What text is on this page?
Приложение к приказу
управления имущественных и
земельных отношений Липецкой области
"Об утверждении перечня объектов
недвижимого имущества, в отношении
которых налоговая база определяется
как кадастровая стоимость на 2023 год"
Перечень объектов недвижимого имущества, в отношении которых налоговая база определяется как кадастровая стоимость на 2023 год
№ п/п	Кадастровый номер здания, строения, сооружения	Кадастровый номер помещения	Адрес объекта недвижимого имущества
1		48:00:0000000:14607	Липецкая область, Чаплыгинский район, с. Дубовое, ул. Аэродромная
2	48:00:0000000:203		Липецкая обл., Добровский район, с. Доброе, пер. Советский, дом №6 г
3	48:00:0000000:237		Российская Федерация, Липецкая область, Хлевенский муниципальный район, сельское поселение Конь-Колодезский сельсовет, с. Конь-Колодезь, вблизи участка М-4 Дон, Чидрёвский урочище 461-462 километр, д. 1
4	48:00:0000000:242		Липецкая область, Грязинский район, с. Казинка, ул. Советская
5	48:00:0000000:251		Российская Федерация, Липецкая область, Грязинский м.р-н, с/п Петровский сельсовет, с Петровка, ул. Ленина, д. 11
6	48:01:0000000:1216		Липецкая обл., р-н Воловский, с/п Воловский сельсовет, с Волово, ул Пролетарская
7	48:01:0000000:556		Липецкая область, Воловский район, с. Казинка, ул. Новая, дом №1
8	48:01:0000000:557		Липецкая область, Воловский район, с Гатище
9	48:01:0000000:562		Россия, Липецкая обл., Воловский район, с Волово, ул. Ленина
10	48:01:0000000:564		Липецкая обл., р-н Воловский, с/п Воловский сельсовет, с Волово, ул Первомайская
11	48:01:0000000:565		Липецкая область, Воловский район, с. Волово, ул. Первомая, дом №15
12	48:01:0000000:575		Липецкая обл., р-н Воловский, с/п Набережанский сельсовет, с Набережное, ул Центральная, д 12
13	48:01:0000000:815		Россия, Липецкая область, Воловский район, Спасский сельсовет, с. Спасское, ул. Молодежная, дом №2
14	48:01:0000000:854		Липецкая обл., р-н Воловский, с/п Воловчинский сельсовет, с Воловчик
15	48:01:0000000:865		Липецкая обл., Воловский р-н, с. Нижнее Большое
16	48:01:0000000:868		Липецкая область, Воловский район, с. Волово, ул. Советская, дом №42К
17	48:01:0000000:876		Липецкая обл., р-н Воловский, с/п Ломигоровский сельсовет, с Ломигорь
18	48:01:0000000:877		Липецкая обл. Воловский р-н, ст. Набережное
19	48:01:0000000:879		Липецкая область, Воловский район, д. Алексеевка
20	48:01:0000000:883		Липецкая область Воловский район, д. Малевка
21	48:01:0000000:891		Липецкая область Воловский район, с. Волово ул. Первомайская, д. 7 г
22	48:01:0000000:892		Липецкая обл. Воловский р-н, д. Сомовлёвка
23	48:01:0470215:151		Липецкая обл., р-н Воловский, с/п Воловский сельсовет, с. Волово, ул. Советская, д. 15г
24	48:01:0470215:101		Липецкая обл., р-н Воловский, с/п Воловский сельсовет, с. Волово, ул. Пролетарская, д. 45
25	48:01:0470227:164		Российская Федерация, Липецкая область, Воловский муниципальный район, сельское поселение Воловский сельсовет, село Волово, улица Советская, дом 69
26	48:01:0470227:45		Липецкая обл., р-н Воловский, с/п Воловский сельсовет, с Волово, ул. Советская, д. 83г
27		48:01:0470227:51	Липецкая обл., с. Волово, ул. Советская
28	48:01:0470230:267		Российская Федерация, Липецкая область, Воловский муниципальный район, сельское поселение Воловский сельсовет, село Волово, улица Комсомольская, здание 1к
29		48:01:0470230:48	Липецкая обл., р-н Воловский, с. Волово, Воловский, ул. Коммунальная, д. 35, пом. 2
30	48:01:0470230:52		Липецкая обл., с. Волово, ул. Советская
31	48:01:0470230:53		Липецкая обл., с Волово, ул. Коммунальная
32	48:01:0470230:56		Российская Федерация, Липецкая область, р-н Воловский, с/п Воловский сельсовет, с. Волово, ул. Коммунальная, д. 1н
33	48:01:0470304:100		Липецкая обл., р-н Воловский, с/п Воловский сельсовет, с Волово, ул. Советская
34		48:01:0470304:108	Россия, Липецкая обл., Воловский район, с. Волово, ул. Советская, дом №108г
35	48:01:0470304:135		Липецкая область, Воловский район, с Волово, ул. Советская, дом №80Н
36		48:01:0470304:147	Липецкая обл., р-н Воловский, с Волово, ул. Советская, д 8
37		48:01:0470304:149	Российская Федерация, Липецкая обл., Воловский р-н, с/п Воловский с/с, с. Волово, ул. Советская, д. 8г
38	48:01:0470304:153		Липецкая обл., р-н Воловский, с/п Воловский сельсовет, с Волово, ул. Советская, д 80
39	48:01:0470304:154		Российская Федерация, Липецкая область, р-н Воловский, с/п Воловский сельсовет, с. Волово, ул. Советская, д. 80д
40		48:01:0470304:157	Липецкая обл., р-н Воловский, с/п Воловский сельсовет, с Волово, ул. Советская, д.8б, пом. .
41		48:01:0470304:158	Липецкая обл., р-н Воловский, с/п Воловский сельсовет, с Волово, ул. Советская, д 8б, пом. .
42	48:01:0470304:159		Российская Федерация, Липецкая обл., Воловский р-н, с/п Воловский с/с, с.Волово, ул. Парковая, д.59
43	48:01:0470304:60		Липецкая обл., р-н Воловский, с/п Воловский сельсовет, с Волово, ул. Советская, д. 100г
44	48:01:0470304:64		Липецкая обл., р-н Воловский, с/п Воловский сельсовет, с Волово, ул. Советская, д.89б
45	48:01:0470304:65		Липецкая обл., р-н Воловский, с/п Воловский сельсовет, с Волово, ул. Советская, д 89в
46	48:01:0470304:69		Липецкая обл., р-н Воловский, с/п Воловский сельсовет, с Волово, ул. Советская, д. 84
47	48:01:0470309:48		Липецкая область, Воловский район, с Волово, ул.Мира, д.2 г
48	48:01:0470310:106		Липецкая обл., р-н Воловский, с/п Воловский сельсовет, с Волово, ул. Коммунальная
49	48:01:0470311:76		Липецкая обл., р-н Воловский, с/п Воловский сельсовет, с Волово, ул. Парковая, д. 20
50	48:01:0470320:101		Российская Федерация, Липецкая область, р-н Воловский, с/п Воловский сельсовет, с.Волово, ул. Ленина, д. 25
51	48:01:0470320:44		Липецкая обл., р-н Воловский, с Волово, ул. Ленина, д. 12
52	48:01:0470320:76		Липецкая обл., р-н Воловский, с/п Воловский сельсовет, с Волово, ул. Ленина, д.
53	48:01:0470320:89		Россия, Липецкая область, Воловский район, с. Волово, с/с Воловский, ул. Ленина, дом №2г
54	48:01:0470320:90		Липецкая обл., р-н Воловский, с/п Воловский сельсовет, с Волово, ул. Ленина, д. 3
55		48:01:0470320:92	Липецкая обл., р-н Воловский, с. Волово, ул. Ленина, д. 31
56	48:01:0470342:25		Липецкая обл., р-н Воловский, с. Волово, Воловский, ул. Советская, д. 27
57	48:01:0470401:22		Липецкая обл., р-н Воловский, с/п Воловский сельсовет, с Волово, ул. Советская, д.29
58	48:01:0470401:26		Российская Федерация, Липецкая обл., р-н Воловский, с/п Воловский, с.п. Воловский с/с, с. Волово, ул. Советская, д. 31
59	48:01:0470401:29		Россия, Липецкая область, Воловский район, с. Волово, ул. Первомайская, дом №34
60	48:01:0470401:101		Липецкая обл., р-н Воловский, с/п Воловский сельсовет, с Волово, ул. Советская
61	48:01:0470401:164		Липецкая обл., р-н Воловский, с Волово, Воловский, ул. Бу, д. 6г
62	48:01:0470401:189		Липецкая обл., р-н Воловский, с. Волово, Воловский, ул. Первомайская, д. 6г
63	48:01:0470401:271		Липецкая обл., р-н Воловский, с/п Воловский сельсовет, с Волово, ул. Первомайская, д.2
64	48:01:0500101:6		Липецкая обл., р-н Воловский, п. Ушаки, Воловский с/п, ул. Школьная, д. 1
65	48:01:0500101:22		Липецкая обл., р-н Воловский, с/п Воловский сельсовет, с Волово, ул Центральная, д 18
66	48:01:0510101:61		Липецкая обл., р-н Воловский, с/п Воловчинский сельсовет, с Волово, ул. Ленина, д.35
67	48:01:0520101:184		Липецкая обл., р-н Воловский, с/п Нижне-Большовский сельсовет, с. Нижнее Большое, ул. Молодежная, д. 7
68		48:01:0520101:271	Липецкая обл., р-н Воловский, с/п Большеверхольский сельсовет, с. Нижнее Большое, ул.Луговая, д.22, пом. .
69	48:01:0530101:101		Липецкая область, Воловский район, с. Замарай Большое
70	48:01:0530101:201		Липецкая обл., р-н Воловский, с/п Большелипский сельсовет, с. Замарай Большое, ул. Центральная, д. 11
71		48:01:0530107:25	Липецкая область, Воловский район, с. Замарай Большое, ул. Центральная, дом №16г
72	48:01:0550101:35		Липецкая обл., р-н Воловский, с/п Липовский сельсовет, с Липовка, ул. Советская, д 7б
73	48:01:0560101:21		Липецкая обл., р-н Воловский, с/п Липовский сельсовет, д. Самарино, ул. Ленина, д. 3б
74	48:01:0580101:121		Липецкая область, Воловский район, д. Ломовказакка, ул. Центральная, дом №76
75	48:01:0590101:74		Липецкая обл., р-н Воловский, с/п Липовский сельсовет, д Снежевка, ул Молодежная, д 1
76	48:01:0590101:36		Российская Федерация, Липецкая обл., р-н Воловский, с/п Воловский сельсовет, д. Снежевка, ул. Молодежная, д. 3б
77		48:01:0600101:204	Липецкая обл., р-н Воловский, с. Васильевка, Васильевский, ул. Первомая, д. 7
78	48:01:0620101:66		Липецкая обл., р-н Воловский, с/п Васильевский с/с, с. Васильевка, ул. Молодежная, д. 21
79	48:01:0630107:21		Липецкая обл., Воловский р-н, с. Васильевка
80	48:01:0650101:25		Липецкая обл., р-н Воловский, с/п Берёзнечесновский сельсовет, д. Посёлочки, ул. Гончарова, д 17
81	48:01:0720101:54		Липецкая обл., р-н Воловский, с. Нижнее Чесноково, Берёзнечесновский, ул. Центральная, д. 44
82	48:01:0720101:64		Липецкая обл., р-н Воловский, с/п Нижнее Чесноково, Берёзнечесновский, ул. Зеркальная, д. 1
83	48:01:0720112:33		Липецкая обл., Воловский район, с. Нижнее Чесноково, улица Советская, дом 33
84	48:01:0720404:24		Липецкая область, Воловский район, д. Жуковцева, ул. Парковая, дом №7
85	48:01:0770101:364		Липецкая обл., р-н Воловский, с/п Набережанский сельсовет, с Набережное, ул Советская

────────────────────

= Given exercise =
Work out how many lines of the material above contain the word "Первомая", then give only that figure.

= Exercise result =
2